= GIVEN REQUEST =
Locate the string "твоя" throughout the material and copy every line in which it occurs.

= MATERIAL PROVIDED =

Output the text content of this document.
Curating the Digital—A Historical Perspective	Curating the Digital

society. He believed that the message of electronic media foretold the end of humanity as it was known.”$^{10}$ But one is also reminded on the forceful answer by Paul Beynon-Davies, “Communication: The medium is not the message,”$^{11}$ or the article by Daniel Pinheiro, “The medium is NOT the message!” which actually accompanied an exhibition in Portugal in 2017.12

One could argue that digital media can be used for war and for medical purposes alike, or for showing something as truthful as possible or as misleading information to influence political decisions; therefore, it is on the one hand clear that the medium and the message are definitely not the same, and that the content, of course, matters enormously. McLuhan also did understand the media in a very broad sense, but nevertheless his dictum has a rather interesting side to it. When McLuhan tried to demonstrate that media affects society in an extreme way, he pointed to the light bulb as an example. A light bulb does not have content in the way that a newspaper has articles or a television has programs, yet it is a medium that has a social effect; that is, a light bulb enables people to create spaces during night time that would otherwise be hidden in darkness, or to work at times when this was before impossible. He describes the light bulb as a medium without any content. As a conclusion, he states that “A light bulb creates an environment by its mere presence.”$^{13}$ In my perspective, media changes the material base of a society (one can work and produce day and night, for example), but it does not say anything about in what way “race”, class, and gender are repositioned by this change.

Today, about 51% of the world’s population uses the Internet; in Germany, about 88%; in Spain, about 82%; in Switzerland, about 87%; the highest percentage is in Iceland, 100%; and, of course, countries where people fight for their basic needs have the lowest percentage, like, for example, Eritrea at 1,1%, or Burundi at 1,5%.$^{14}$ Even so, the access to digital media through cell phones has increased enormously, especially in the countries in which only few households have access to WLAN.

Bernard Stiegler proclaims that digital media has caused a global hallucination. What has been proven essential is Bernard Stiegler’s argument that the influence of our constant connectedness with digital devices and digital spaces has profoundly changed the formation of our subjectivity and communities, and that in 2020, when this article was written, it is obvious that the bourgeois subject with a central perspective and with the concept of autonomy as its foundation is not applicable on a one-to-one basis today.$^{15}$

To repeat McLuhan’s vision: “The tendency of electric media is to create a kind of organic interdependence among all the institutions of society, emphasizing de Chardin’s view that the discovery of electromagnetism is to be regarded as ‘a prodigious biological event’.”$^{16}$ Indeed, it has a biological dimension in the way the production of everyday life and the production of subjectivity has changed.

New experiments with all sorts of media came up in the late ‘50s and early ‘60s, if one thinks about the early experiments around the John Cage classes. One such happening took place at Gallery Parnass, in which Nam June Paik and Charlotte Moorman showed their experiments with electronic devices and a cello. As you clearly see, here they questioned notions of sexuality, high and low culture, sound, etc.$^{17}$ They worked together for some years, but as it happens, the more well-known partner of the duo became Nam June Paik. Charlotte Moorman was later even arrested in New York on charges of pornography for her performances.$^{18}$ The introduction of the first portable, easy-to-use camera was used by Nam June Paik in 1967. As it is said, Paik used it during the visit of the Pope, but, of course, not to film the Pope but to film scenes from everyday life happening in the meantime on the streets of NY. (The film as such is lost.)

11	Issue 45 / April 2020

--

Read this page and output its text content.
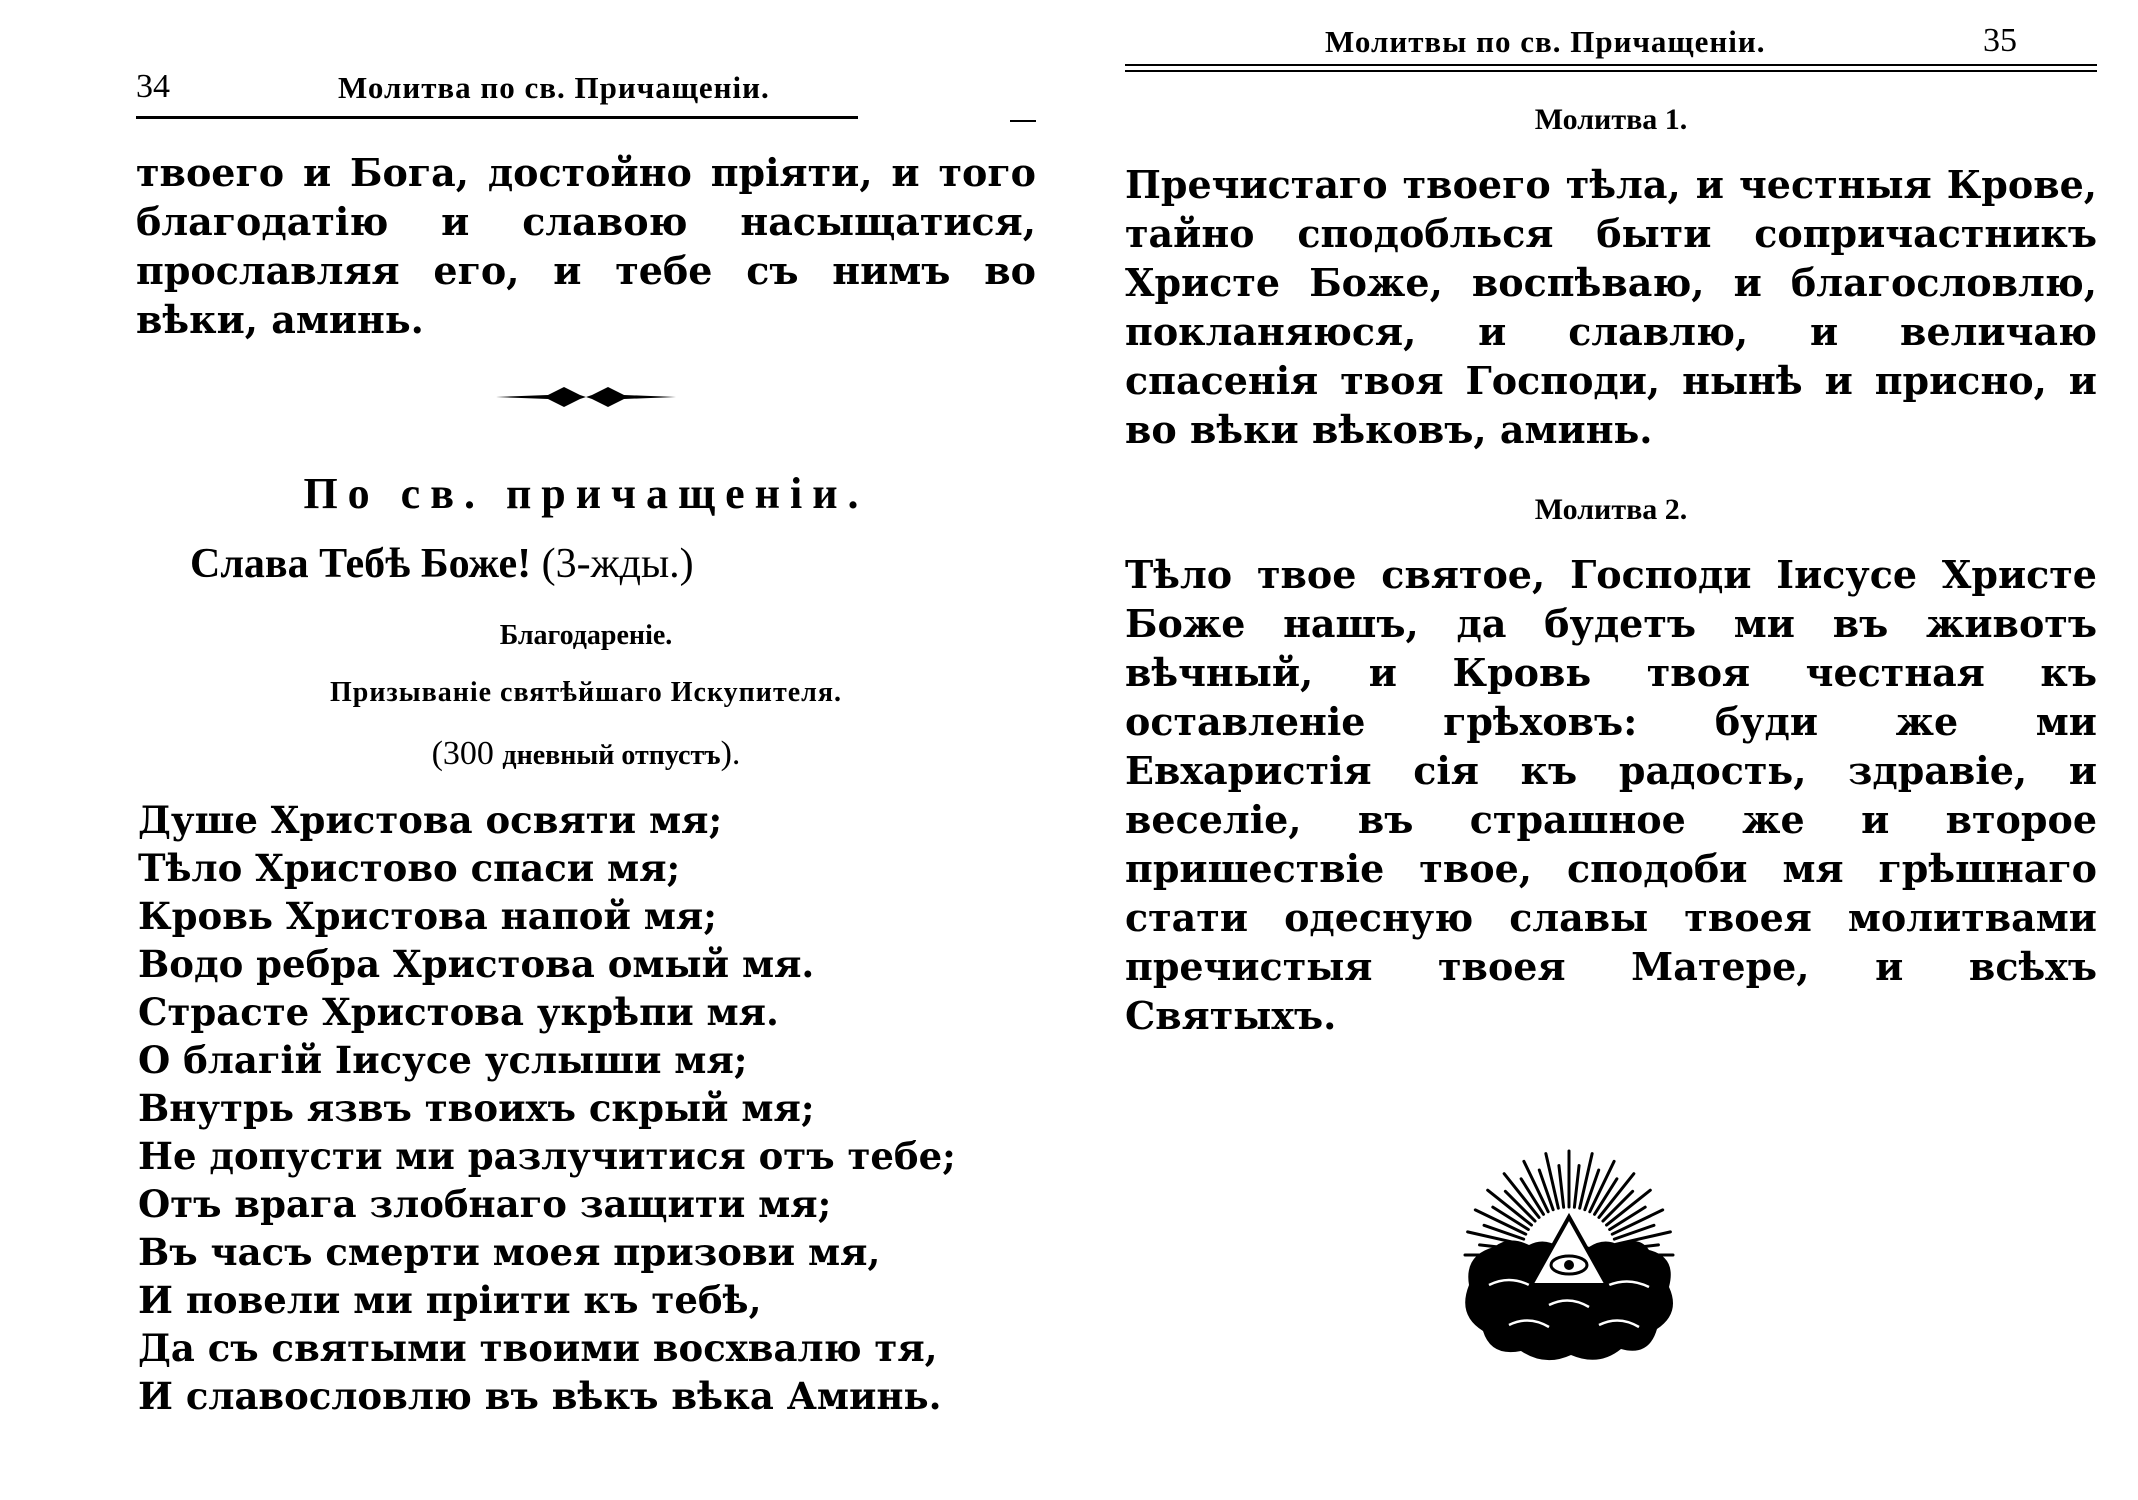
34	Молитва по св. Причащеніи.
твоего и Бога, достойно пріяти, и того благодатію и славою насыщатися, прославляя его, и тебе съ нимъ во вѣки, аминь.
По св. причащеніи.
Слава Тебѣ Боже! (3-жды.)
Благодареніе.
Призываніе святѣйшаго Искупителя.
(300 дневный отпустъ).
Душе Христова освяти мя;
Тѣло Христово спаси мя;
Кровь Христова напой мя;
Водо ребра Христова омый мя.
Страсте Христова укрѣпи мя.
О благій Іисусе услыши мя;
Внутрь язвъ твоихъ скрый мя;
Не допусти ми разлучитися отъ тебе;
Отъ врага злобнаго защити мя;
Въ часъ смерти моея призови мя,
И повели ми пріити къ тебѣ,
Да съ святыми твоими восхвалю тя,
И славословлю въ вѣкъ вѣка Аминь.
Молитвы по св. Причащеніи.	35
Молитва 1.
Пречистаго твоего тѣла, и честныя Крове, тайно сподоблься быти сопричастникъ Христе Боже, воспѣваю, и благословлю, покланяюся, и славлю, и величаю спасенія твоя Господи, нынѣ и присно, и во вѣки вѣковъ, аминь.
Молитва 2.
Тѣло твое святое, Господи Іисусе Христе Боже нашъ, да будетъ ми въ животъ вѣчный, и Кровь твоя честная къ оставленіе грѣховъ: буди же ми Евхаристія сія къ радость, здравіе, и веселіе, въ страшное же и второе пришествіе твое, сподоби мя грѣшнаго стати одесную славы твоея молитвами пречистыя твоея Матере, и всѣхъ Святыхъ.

= SOLUTION FOR THIS TASK =
Пречистаго твоего тѣла, и честныя Крове, тайно сподоблься быти сопричастникъ Христе Боже, воспѣваю, и благословлю, покланяюся, и славлю, и величаю спасенія твоя Господи, нынѣ и присно, и во вѣки вѣковъ, аминь.
Тѣло твое святое, Господи Іисусе Христе Боже нашъ, да будетъ ми въ животъ вѣчный, и Кровь твоя честная къ оставленіе грѣховъ: буди же ми Евхаристія сія къ радость, здравіе, и веселіе, въ страшное же и второе пришествіе твое, сподоби мя грѣшнаго стати одесную славы твоея молитвами пречистыя твоея Матере, и всѣхъ Святыхъ.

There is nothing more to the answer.